== DIRECTIONS ==
**1)** Drawing on the Mo Gilligan biography, explain in one to three sentences why Gilligan stepped away from The Masked Dancer UK in 2022.
**2)** Carry on the Mo Gilligan biography from its final sentence, extending the account of his life in the same encyclopedic register.

Mosiah Bikila Gilligan (born 19 February 1988) is a British stand-up comedian. He is known for his observational comedy. After several years of uploading comedy clips to social media, he found global success in 2017. He hosted The Lateish Show with Mo Gilligan (2019) on Channel 4. He currently co-hosts The Big Narstie Show on Channel 4, and is a judge on The Masked Singer UK since the second series in 2020, and a judge on The Masked Dancer UK since 2021. In 2022 Gilligan took a break from The Masked Dancer UK due to work issues, and was replaced by Peter Crouch.

Early life
Mosiah Bikila Gilligan was born on 19 February 1988 in Lambeth, London to British parents of Jamaican and St. Lucian descent. His mother was born in Wales while his father is from Brixton. His parents separated when he was 5, and he was raised by both parents while living in Camberwell, London. He began his interest in comedy whilst attending a performing arts school in Pimlico. Gilligan is an avid supporter of Arsenal F.C.

== DATA SHOWN ==
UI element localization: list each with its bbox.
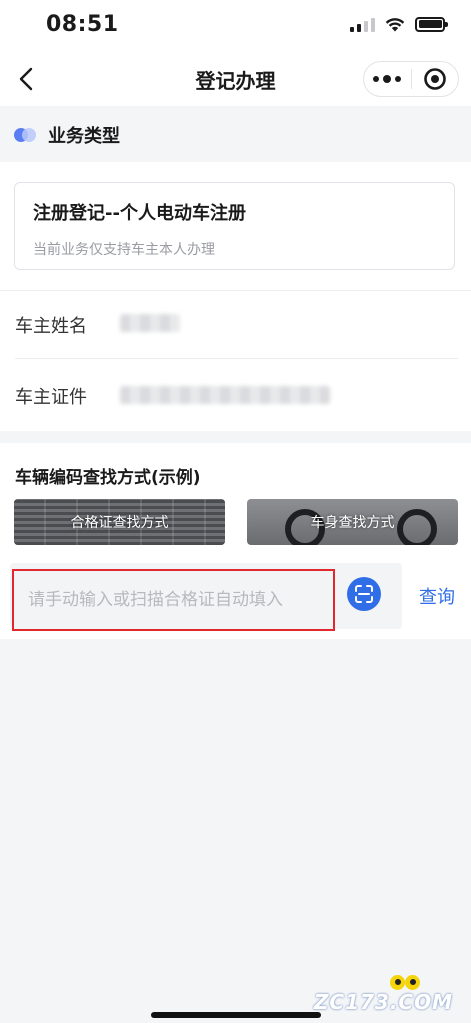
vehicle-code-search-bar <box>10 563 402 631</box>
home-indicator <box>151 1012 321 1018</box>
close-button[interactable] <box>411 62 458 96</box>
query-button[interactable]: 查询 <box>419 583 455 609</box>
nav-bar: 登记办理 <box>0 52 471 106</box>
vehicle-code-heading: 车辆编码查找方式(示例) <box>15 468 201 488</box>
more-dots-icon <box>373 76 380 82</box>
owner-name-label: 车主姓名 <box>15 316 87 337</box>
registration-form: 注册登记--个人电动车注册 当前业务仅支持车主本人办理 车主姓名 车主证件 <box>0 162 471 431</box>
business-title: 注册登记--个人电动车注册 <box>33 203 246 224</box>
scan-icon <box>355 585 373 603</box>
section-toggle-icon <box>14 128 36 142</box>
owner-id-value-redacted <box>120 386 330 404</box>
divider <box>0 290 471 291</box>
mini-program-capsule <box>363 61 459 97</box>
target-circle-icon <box>423 68 446 90</box>
chevron-left-icon <box>19 67 33 91</box>
more-button[interactable] <box>364 62 411 96</box>
vehicle-code-input[interactable] <box>12 569 335 631</box>
certificate-example-button[interactable]: 合格证查找方式 <box>14 499 225 545</box>
status-icons <box>350 16 448 32</box>
owner-id-label: 车主证件 <box>15 387 87 408</box>
certificate-example-label: 合格证查找方式 <box>70 515 169 531</box>
owner-name-value-redacted <box>120 314 180 332</box>
battery-icon <box>415 16 448 32</box>
business-type-header: 业务类型 <box>0 106 471 162</box>
scan-button[interactable] <box>347 577 381 611</box>
business-note: 当前业务仅支持车主本人办理 <box>33 242 215 258</box>
selected-business-card[interactable]: 注册登记--个人电动车注册 当前业务仅支持车主本人办理 <box>14 182 455 270</box>
divider <box>15 358 458 359</box>
vehicle-code-section: 车辆编码查找方式(示例) 合格证查找方式 车身查找方式 <box>0 443 471 639</box>
status-bar: 08:51 <box>0 0 471 52</box>
cellular-signal-icon <box>350 16 375 32</box>
business-type-heading: 业务类型 <box>48 126 120 147</box>
vehicle-body-example-button[interactable]: 车身查找方式 <box>247 499 458 545</box>
vehicle-body-example-label: 车身查找方式 <box>310 515 395 531</box>
wifi-icon <box>385 17 405 31</box>
status-time: 08:51 <box>46 12 119 37</box>
back-button[interactable] <box>12 64 40 94</box>
watermark: ZC173.COM <box>313 990 453 1014</box>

== ANSWERS GIVEN ==
**1)** Gilligan took a break from The Masked Dancer UK in 2022 because of work issues. Peter Crouch replaced him during that period.

**2)**
Career
Gilligan was working in retail, when he began uploading comedy videos on his social media accounts. His videos were popular and customers eventually began recognising him. His breakout moment came in 2017, when he was spotted by Canadian rapper Drake, who quoted some of Gilligan's comedy on his own Instagram account. His influences include Dave Chappelle and Chris Rock; he did his first lengthy show after watching a Chris Rock stand-up film.

Gilligan currently co-hosts The Big Narstie Show, which debuted 29 June 2018 on Channel 4, with rapper Big Narstie. Between them, they have been cited as some of the original purveyors of grime comedy. He paired up with Claudia Winkleman to compete on the 2018 edition of The Big Fat Quiz of the Year also on Channel 4, which they won.

Gilligan hosts his own show, The Lateish Show with Mo Gilligan, which debuted 19 July 2019 on Channel 4. Later on in the year, his first comedy special on Netflix, Mo Gilligan: Momentum, was released globally in 190 countries.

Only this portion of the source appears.